(Collected data)
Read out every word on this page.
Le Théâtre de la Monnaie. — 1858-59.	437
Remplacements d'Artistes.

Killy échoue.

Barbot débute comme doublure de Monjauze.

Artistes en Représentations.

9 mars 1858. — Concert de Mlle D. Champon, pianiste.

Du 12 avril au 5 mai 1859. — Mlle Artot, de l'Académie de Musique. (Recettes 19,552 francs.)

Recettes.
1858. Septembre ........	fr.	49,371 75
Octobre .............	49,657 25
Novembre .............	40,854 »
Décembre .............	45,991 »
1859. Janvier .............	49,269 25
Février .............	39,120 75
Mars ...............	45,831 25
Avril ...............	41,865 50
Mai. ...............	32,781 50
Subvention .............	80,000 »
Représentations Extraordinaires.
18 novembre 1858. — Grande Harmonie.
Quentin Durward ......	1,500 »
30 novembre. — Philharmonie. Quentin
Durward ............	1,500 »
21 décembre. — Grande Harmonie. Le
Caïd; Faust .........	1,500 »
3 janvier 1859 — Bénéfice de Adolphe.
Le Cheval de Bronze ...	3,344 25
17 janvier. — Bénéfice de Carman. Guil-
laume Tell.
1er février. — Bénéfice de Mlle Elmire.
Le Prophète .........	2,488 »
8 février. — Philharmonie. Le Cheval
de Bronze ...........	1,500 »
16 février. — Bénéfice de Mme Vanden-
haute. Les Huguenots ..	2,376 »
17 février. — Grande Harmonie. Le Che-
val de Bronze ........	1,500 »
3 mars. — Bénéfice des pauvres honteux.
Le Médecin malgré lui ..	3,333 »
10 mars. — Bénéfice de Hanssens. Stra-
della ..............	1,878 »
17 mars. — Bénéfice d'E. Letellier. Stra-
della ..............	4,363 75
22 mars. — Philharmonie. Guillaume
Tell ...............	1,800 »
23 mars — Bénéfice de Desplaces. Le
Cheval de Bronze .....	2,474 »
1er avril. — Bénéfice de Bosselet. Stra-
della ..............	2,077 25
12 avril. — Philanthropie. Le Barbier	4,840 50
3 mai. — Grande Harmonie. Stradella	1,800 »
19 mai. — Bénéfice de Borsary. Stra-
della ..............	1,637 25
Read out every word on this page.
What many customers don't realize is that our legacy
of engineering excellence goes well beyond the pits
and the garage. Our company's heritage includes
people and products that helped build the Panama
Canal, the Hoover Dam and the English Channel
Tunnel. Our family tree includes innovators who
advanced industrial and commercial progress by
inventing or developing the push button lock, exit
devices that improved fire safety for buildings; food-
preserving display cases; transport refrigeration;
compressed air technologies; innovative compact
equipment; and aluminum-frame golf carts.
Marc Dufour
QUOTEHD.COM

■ TASK TO COMPLETE: Scan the material above. Copy each line where "includes" occurs.

■ EXERCISE SOLUTION:
and the garage. Our company's heritage includes
Tunnel. Our family tree includes innovators who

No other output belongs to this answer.